Say how many lines of these entries include the word "Speaker", and answer with the number alone.

start

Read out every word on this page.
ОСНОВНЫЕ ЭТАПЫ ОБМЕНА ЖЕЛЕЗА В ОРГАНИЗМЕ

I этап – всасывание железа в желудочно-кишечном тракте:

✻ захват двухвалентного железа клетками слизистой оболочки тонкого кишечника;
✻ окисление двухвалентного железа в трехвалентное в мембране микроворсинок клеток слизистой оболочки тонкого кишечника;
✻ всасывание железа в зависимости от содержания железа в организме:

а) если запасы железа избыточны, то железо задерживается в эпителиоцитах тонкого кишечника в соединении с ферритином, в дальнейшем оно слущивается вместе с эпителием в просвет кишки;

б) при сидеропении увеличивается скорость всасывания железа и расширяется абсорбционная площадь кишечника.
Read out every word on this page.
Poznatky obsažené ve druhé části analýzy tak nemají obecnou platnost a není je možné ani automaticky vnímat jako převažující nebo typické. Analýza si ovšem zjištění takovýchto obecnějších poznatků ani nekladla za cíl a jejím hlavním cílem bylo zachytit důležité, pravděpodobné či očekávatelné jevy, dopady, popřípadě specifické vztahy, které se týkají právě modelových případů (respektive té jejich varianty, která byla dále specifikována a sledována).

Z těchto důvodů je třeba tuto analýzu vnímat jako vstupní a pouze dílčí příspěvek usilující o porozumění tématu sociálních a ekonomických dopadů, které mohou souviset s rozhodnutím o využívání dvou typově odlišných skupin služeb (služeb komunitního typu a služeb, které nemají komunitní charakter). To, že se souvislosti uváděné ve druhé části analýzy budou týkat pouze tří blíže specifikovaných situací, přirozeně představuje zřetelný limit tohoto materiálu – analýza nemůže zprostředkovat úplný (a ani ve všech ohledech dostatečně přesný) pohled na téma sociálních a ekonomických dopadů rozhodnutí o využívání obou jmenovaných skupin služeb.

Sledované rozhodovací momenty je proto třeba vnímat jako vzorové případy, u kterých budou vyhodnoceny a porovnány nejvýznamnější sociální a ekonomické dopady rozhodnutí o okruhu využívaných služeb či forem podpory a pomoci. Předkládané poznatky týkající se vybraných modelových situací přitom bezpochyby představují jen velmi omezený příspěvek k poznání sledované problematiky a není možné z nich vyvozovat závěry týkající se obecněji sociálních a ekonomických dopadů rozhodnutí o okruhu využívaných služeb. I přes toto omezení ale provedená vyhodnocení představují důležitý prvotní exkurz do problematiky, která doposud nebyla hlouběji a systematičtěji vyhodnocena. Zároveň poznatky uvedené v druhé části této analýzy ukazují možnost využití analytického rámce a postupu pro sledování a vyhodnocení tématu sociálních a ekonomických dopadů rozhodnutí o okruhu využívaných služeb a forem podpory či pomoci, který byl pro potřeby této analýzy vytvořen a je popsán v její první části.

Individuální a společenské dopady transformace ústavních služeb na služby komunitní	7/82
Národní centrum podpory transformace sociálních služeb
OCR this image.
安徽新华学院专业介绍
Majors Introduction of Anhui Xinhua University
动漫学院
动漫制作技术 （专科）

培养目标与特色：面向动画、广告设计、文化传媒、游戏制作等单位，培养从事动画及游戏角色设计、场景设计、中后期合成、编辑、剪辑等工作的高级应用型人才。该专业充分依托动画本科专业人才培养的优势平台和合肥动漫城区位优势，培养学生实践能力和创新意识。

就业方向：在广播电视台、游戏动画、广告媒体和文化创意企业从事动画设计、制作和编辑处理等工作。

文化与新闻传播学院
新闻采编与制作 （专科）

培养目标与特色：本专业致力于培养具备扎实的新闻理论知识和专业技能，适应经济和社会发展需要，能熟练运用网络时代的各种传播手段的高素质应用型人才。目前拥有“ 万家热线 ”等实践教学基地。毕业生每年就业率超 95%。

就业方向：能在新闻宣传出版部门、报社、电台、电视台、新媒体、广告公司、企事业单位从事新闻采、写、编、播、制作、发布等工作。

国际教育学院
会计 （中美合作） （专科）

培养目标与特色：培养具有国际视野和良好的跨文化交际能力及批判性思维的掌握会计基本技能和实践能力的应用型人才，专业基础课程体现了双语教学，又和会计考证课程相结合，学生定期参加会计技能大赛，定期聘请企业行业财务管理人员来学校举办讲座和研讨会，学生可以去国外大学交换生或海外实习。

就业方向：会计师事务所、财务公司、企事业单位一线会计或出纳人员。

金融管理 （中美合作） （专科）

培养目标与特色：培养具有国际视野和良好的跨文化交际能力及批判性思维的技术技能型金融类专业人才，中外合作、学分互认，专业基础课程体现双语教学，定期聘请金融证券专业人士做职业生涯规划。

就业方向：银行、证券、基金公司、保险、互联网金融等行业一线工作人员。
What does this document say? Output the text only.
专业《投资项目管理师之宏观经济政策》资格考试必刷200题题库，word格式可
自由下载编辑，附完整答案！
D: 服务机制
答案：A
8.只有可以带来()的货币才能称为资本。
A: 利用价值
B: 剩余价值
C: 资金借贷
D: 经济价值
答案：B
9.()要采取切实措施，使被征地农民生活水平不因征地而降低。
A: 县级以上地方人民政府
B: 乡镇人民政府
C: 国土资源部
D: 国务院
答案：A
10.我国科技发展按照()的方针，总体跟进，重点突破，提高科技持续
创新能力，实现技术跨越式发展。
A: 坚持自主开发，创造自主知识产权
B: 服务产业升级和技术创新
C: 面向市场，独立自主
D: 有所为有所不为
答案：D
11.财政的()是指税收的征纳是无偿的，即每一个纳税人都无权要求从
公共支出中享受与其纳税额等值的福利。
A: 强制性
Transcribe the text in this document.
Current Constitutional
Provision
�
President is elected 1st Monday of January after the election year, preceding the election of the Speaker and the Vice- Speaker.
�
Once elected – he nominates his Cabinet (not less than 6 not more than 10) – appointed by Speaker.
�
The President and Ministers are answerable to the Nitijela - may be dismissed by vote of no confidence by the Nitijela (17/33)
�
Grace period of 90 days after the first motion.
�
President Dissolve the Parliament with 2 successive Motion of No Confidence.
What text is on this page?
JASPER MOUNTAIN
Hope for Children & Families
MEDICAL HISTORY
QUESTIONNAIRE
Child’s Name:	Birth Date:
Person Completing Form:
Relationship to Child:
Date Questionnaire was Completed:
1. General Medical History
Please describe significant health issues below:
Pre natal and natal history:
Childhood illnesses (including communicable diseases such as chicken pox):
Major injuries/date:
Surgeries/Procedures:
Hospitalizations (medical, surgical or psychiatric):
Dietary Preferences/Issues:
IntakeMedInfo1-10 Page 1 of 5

end

__ANSWER TO THIS EXERCISE__. 2